==== Exercise inputs

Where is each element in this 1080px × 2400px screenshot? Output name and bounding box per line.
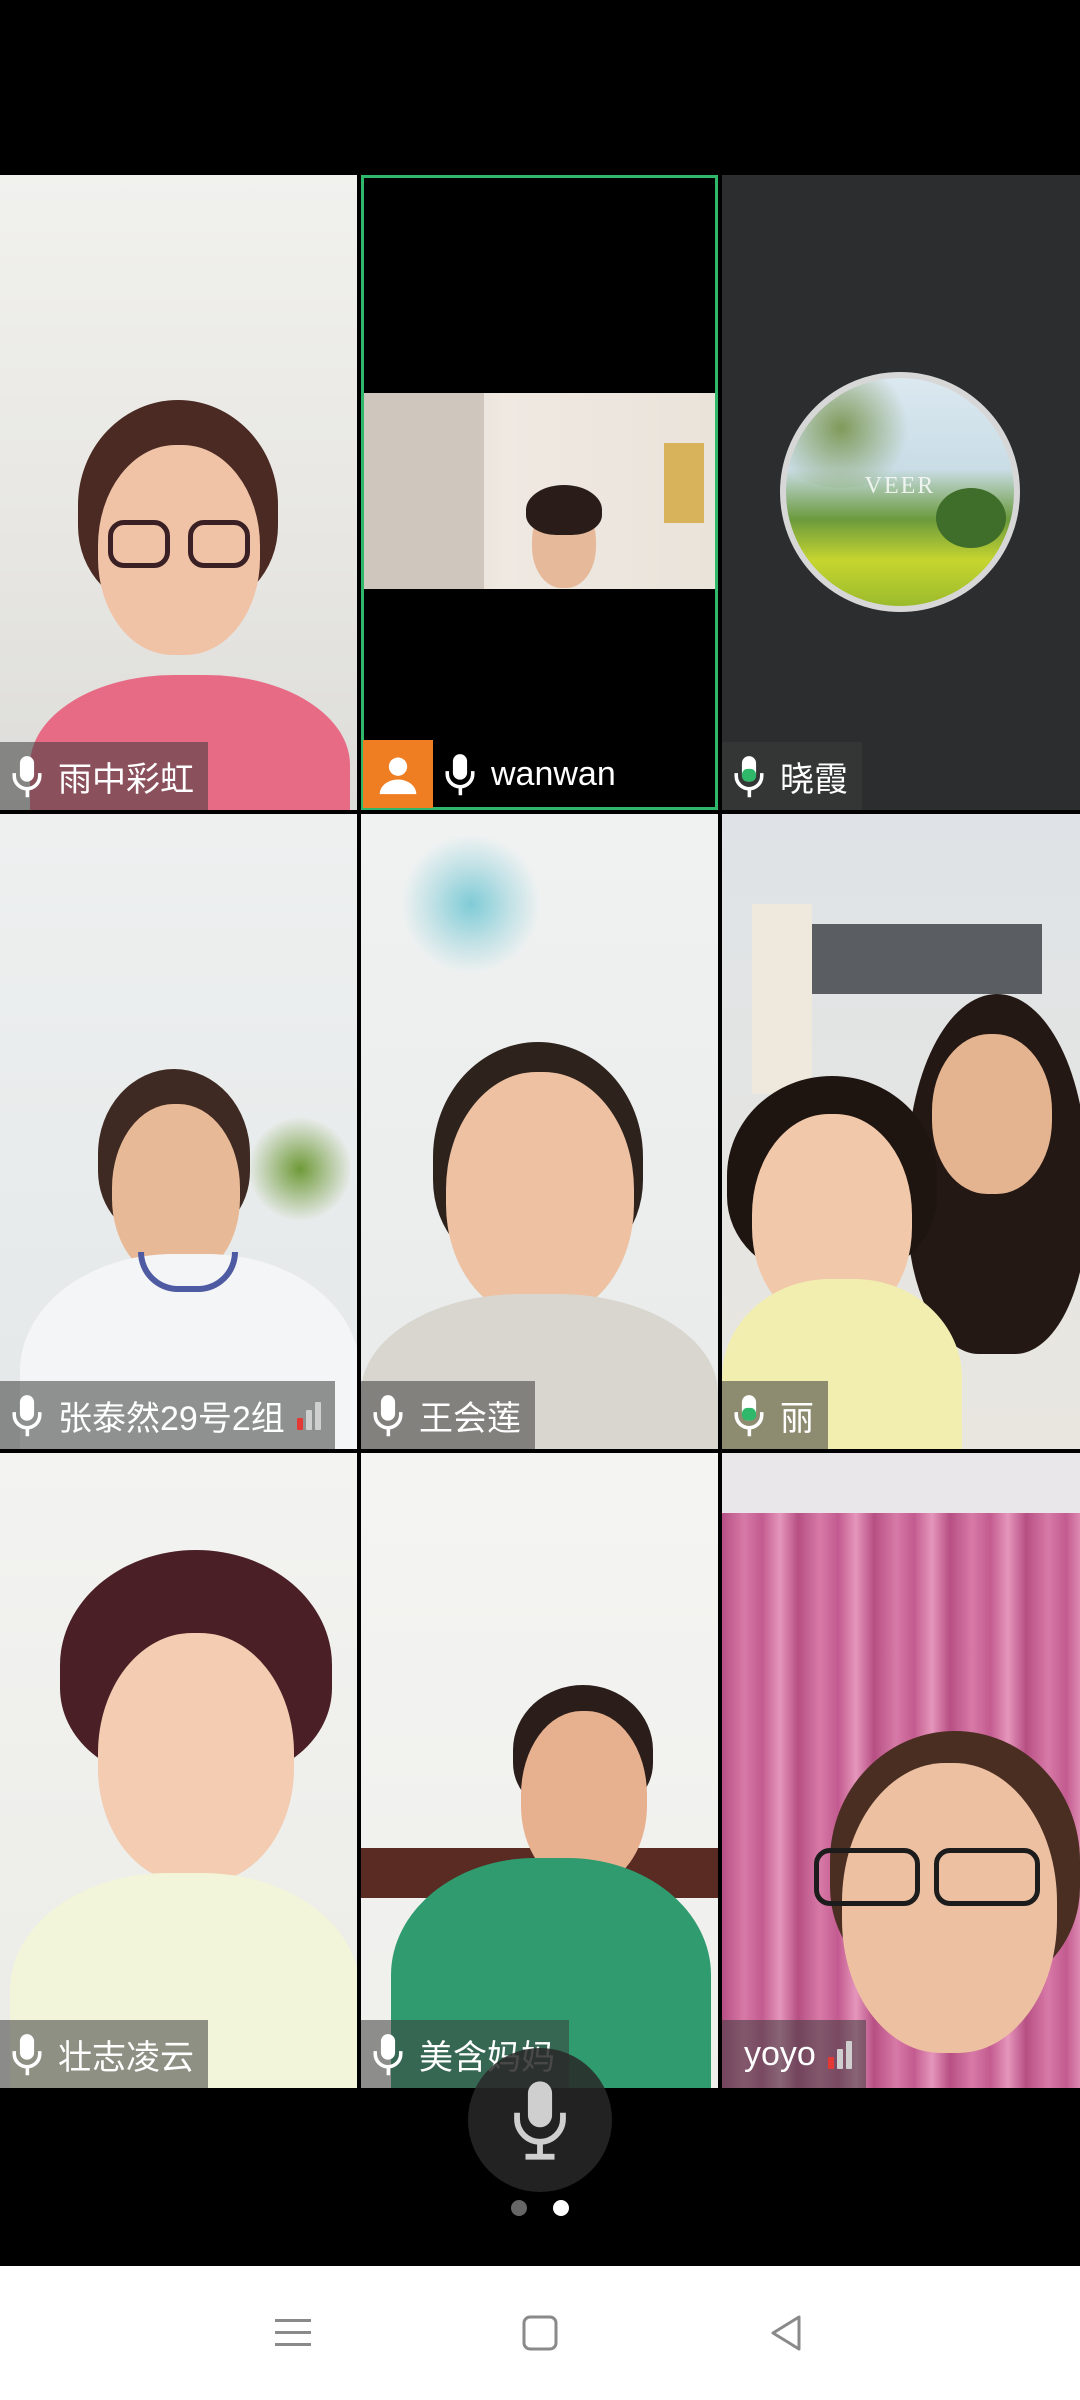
participant-name: 晓霞	[780, 760, 848, 799]
page-indicator[interactable]	[0, 2200, 1080, 2216]
participant-tile[interactable]: 丽	[722, 814, 1080, 1449]
participant-name: 王会莲	[419, 1399, 521, 1438]
participant-tile[interactable]: 雨中彩虹	[0, 175, 357, 810]
participant-video	[361, 1453, 718, 2088]
participant-video	[0, 814, 357, 1449]
participant-name-label: 晓霞	[722, 742, 862, 810]
participant-tile-active-speaker[interactable]: wanwan	[361, 175, 718, 810]
back-icon	[771, 2315, 801, 2351]
participant-video	[0, 175, 357, 810]
home-button[interactable]	[510, 2303, 570, 2363]
participant-name-label: 王会莲	[361, 1381, 535, 1449]
page-dot-active[interactable]	[553, 2200, 569, 2216]
mute-toggle-button[interactable]	[468, 2048, 612, 2192]
participant-tile[interactable]: 王会莲	[361, 814, 718, 1449]
menu-icon	[275, 2319, 312, 2346]
back-button[interactable]	[757, 2303, 817, 2363]
microphone-icon	[12, 756, 42, 798]
system-navigation-bar	[0, 2266, 1080, 2400]
participant-name: 张泰然29号2组	[58, 1399, 285, 1438]
signal-strength-icon	[296, 1400, 321, 1430]
participant-name-label: 雨中彩虹	[0, 742, 208, 810]
participant-name: 壮志凌云	[58, 2038, 194, 2077]
microphone-icon	[445, 754, 475, 796]
microphone-icon	[12, 2034, 42, 2076]
microphone-speaking-icon	[734, 756, 764, 798]
microphone-icon	[373, 1395, 403, 1437]
microphone-icon	[373, 2034, 403, 2076]
home-icon	[522, 2315, 558, 2351]
participant-name-label: 壮志凌云	[0, 2020, 208, 2088]
participant-name-label: 张泰然29号2组	[0, 1381, 335, 1449]
participant-tile[interactable]: yoyo	[722, 1453, 1080, 2088]
video-grid: 雨中彩虹 wanwan VEER 晓霞 张泰然29号2组 王会莲 丽 壮志凌云 …	[0, 175, 1080, 2090]
page-dot[interactable]	[511, 2200, 527, 2216]
profile-picture: VEER	[780, 372, 1020, 612]
microphone-icon	[12, 1395, 42, 1437]
microphone-icon	[514, 2081, 566, 2160]
participant-tile[interactable]: 壮志凌云	[0, 1453, 357, 2088]
participant-name: 雨中彩虹	[58, 760, 194, 799]
participant-video	[361, 814, 718, 1449]
participant-video	[722, 1453, 1080, 2088]
participant-tile[interactable]: VEER 晓霞	[722, 175, 1080, 810]
microphone-speaking-icon	[734, 1395, 764, 1437]
participant-name-label: 丽	[722, 1381, 828, 1449]
menu-button[interactable]	[263, 2303, 323, 2363]
participant-tile[interactable]: 张泰然29号2组	[0, 814, 357, 1449]
person-icon	[379, 757, 417, 795]
participant-name: 丽	[780, 1399, 814, 1438]
participant-name-label: wanwan	[433, 740, 630, 808]
participant-tile[interactable]: 美含妈妈	[361, 1453, 718, 2088]
participant-name-label: yoyo	[722, 2020, 866, 2088]
avatar-badge	[363, 740, 433, 808]
participant-name: yoyo	[744, 2034, 816, 2073]
participant-video	[0, 1453, 357, 2088]
top-black-bar	[0, 0, 1080, 175]
signal-strength-icon	[827, 2039, 852, 2069]
participant-video	[722, 814, 1080, 1449]
profile-picture-watermark: VEER	[864, 473, 936, 499]
participant-name: wanwan	[491, 754, 616, 793]
participant-video	[361, 175, 718, 810]
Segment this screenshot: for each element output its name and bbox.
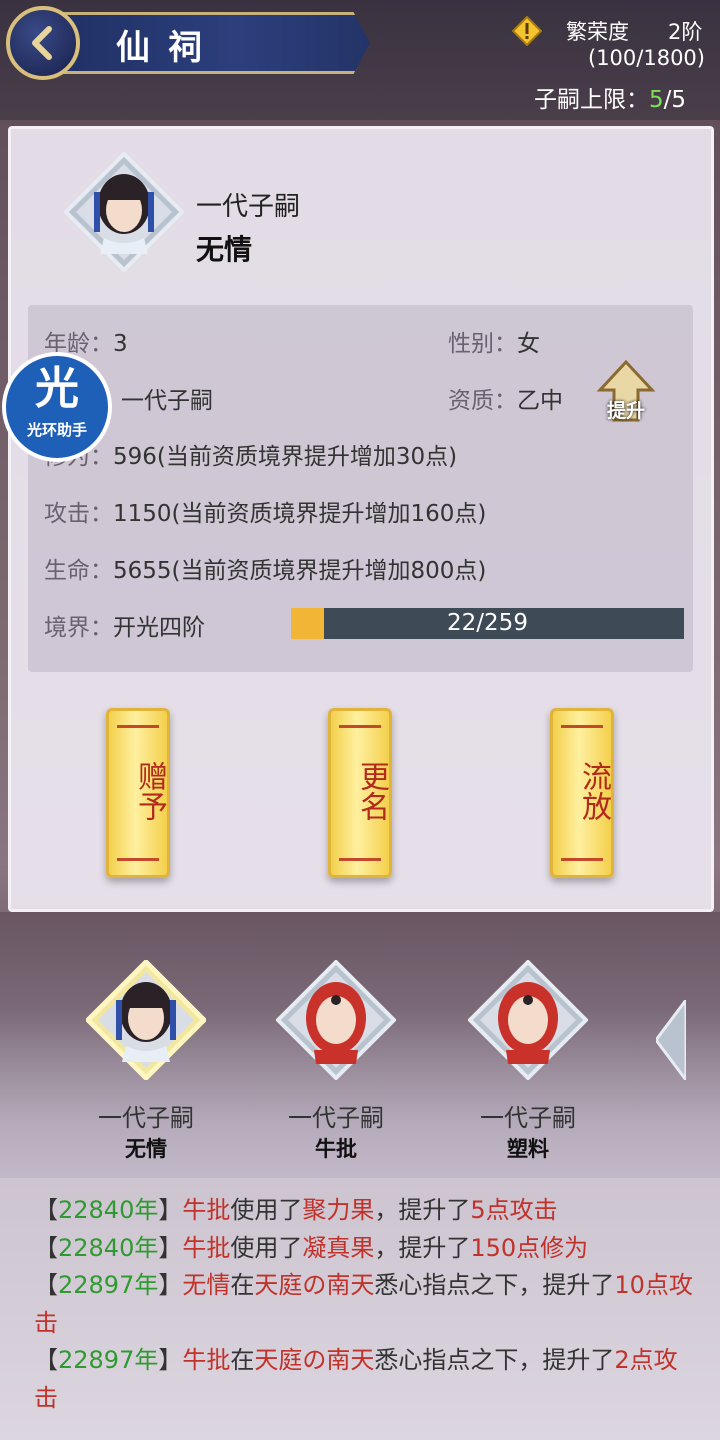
rename-label: 更名	[354, 761, 389, 821]
halo-label: 光环助手	[26, 421, 87, 439]
rename-button[interactable]: 更名	[328, 708, 392, 878]
heir-portrait	[275, 959, 397, 1081]
heir-limit-current: 5	[649, 87, 664, 113]
log-item: 天庭の南天	[254, 1346, 375, 1374]
heir-generation: 一代子嗣	[196, 192, 301, 222]
exile-label: 流放	[576, 761, 611, 821]
prosperity-value: (100/1800)	[588, 46, 705, 70]
bracket: 】	[158, 1233, 183, 1262]
halo-helper-button[interactable]: 光 光环助手	[2, 352, 112, 462]
stat-cultivation: 修为：596(当前资质境界提升增加30点)	[44, 437, 457, 471]
realm-value: 开光四阶	[113, 615, 205, 641]
log-text: 悉心指点之下，提升了	[374, 1271, 615, 1299]
back-button[interactable]	[6, 6, 80, 80]
stat-rank: 一代子嗣	[121, 388, 213, 414]
bracket: 】	[158, 1271, 183, 1299]
heir-item-partial[interactable]	[656, 1000, 686, 1080]
warning-icon[interactable]	[512, 16, 542, 46]
stat-aptitude: 资质：乙中	[448, 381, 563, 415]
realm-progress-bar: 22/259	[291, 608, 684, 639]
log-entry: 【22840年】牛批使用了聚力果，提升了5点攻击	[34, 1192, 694, 1230]
life-value: 5655(当前资质境界提升增加800点)	[113, 558, 487, 584]
stat-attack: 攻击：1150(当前资质境界提升增加160点)	[44, 494, 486, 528]
event-log: 【22840年】牛批使用了聚力果，提升了5点攻击 【22840年】牛批使用了凝真…	[34, 1192, 694, 1417]
stat-life: 生命：5655(当前资质境界提升增加800点)	[44, 551, 486, 585]
log-text: ，提升了	[374, 1196, 471, 1224]
log-heir: 牛批	[182, 1233, 231, 1262]
log-year: 22840年	[58, 1233, 159, 1262]
heir-name: 塑料	[507, 1136, 549, 1161]
heir-portrait	[467, 959, 589, 1081]
bracket: 】	[158, 1196, 183, 1224]
log-entry: 【22897年】无情在天庭の南天悉心指点之下，提升了10点攻击	[34, 1267, 694, 1342]
attack-value: 1150(当前资质境界提升增加160点)	[113, 501, 487, 527]
cultivation-value: 596(当前资质境界提升增加30点)	[113, 444, 458, 470]
log-gain: 150点修为	[470, 1233, 589, 1262]
log-entry: 【22840年】牛批使用了凝真果，提升了150点修为	[34, 1230, 694, 1268]
prosperity-level: 2阶	[668, 20, 703, 44]
heir-gen: 一代子嗣	[98, 1104, 194, 1132]
bracket: 【	[34, 1233, 58, 1262]
log-item: 凝真果	[302, 1233, 375, 1262]
gift-button[interactable]: 赠予	[106, 708, 170, 878]
log-entry: 【22897年】牛批在天庭の南天悉心指点之下，提升了2点攻击	[34, 1342, 694, 1417]
log-text: 在	[230, 1271, 255, 1299]
upgrade-aptitude-button[interactable]: 提升	[596, 359, 656, 426]
log-heir: 牛批	[182, 1346, 231, 1374]
log-year: 22897年	[58, 1346, 159, 1374]
heir-portrait	[84, 958, 208, 1082]
heir-name: 牛批	[315, 1136, 357, 1161]
heir-limit: 子嗣上限：5/5	[534, 80, 686, 114]
bracket: 【	[34, 1346, 58, 1374]
gift-label: 赠予	[132, 761, 167, 821]
exile-button[interactable]: 流放	[550, 708, 614, 878]
heir-limit-label: 子嗣上限：	[534, 87, 649, 113]
log-text: 使用了	[230, 1233, 303, 1262]
life-label: 生命：	[44, 558, 113, 584]
upgrade-label: 提升	[606, 400, 645, 422]
realm-progress-text: 22/259	[447, 610, 528, 636]
log-text: ，提升了	[374, 1233, 471, 1262]
stat-realm: 境界：开光四阶	[44, 608, 205, 642]
bracket: 】	[158, 1346, 183, 1374]
log-text: 在	[230, 1346, 255, 1374]
heir-item-2[interactable]: 一代子嗣 牛批	[266, 959, 406, 1161]
heir-limit-total: /5	[663, 87, 687, 113]
attack-label: 攻击：	[44, 501, 113, 527]
prosperity-label: 繁荣度	[566, 20, 629, 44]
heir-item-1[interactable]: 一代子嗣 无情	[76, 958, 216, 1161]
gender-label: 性别：	[448, 331, 517, 357]
chevron-left-icon	[32, 26, 52, 60]
bracket: 【	[34, 1196, 58, 1224]
aptitude-label: 资质：	[448, 388, 517, 414]
heir-item-3[interactable]: 一代子嗣 塑料	[458, 959, 598, 1161]
page-title: 仙祠	[116, 28, 220, 68]
log-heir: 牛批	[182, 1196, 231, 1224]
bracket: 【	[34, 1271, 58, 1299]
realm-label: 境界：	[44, 615, 113, 641]
log-year: 22897年	[58, 1271, 159, 1299]
log-text: 悉心指点之下，提升了	[374, 1346, 615, 1374]
log-gain: 5点攻击	[470, 1196, 558, 1224]
log-year: 22840年	[58, 1196, 159, 1224]
heir-name: 无情	[196, 233, 253, 266]
log-text: 使用了	[230, 1196, 303, 1224]
log-item: 天庭の南天	[254, 1271, 375, 1299]
heir-gen: 一代子嗣	[288, 1104, 384, 1132]
heir-avatar	[64, 152, 184, 272]
gender-value: 女	[517, 331, 540, 357]
heir-gen: 一代子嗣	[480, 1104, 576, 1132]
stat-gender: 性别：女	[448, 324, 540, 358]
heir-name: 无情	[125, 1136, 167, 1161]
halo-logo: 光	[35, 363, 79, 414]
log-item: 聚力果	[302, 1196, 375, 1224]
aptitude-value: 乙中	[517, 388, 563, 414]
age-value: 3	[113, 331, 128, 357]
log-heir: 无情	[182, 1271, 231, 1299]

========

Task to complete: Count the lines in the items above that contain the string "signal", treating uppercase and lowercase as distinct, and give only the number.

Exercise output: 2